»»

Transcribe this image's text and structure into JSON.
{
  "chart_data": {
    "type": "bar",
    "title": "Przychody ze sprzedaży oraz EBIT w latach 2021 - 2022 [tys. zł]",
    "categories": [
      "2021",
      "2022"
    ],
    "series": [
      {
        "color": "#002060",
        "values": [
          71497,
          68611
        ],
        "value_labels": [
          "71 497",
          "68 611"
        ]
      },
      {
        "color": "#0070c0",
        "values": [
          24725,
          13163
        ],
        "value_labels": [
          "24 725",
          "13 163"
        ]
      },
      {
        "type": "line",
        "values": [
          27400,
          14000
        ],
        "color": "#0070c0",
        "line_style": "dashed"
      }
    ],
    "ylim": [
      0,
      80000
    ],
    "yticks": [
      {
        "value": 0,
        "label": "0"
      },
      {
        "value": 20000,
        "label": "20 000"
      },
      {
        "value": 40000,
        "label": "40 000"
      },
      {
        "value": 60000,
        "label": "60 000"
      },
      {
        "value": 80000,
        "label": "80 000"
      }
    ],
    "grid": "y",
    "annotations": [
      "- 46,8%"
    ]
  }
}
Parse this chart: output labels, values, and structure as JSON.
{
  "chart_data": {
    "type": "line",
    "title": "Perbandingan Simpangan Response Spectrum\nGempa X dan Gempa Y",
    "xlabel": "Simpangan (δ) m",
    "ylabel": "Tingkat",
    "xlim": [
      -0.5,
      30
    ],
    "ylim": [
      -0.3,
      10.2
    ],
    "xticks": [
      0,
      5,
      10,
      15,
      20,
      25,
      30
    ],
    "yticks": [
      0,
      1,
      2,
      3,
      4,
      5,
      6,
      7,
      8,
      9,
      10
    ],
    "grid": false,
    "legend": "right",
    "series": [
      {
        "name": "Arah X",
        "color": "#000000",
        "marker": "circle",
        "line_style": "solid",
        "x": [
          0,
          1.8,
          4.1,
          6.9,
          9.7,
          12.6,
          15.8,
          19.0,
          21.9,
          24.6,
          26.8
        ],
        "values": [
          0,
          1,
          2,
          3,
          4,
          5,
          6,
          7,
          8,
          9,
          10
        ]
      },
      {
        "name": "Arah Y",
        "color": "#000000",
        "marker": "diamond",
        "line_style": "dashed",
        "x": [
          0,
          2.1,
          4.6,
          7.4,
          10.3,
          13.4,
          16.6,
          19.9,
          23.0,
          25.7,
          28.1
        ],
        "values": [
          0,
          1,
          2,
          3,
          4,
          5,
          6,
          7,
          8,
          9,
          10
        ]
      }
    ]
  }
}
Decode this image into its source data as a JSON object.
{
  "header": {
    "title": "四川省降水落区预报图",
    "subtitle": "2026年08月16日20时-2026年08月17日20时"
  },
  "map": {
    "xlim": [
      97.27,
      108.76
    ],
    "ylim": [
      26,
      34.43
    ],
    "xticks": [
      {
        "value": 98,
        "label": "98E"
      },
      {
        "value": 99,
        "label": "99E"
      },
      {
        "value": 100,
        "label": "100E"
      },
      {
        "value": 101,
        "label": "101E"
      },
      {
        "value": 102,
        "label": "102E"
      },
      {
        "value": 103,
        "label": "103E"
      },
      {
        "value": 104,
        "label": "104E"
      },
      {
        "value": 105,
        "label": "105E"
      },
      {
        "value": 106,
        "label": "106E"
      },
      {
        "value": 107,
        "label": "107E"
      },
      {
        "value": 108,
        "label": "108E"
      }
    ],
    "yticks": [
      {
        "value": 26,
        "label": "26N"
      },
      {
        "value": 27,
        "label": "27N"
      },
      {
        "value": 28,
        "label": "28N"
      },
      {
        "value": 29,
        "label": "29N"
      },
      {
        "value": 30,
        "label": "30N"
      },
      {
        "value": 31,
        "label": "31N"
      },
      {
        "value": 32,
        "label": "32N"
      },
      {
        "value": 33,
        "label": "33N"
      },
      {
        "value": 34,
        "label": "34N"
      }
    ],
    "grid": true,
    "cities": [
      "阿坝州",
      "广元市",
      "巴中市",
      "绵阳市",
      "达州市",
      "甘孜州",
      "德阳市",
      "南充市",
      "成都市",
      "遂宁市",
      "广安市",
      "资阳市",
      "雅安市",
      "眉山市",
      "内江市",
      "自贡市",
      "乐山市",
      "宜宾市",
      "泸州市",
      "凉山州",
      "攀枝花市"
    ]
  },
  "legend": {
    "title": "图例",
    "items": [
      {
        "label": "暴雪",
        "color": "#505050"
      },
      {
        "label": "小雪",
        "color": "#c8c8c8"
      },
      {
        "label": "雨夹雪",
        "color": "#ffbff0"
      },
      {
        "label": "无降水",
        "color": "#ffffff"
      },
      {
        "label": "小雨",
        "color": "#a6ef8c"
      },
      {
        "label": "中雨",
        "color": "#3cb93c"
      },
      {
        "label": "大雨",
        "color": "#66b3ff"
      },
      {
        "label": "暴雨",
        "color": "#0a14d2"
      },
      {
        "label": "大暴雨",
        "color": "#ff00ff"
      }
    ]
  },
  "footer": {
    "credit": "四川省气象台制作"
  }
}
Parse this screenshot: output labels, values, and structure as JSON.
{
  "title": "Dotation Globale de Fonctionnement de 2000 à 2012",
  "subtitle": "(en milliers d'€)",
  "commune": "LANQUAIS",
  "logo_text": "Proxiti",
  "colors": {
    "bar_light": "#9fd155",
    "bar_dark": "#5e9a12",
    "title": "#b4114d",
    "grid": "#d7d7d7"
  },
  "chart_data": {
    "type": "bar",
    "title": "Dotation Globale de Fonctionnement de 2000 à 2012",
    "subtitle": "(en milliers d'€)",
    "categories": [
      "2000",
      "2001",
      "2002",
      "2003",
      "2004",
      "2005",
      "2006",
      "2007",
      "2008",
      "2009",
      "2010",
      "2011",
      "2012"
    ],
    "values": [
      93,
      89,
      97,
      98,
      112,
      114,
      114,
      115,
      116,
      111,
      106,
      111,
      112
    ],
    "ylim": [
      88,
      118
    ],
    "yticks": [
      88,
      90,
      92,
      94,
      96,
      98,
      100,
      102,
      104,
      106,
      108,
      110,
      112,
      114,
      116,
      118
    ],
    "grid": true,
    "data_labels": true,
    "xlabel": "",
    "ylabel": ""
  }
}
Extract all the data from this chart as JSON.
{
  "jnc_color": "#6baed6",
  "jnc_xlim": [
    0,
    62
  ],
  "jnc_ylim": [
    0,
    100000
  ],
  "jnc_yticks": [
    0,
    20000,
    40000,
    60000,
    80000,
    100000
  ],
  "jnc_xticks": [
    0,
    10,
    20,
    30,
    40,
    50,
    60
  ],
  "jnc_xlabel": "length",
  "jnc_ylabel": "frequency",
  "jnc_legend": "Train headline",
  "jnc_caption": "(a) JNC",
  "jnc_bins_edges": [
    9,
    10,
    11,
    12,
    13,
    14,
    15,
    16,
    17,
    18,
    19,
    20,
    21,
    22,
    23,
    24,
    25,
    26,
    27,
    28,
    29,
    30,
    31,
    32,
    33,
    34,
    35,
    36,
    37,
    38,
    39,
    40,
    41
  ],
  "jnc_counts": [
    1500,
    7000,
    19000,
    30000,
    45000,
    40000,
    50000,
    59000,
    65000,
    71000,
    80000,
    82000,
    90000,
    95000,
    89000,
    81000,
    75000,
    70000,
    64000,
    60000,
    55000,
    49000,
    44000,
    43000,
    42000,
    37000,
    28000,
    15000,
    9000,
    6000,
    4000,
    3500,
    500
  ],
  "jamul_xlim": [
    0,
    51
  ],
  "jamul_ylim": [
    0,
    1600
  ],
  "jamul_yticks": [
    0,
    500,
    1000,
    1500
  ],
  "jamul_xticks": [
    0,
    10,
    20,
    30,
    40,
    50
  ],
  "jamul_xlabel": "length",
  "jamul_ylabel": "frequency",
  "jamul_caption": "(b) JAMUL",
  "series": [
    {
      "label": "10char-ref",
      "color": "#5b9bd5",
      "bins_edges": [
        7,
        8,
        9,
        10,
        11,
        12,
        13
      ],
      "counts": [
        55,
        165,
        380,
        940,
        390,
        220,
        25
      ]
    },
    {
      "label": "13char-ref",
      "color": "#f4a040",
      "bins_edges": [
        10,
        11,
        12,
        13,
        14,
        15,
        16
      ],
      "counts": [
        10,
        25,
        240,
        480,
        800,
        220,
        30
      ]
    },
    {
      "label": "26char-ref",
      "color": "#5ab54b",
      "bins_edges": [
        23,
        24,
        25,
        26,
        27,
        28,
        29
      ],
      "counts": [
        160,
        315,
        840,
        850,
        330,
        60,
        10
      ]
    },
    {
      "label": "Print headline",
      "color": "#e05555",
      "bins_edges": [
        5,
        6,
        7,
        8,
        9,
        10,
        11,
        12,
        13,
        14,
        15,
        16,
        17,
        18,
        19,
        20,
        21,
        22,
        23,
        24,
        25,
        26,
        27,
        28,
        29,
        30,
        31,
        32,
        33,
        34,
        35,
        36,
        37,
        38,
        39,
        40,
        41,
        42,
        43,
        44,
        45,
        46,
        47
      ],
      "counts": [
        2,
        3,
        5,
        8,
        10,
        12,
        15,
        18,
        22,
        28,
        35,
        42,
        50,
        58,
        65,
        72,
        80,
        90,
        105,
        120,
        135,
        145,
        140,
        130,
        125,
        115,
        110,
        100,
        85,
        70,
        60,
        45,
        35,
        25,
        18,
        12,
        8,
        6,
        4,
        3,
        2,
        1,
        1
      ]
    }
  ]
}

««

__DESCRIPTION OF THE TASK__. From the material given, work out how many lines hold the string "subtitle"; state that number and nothing further.

__EXERCISE ANSWER__. 3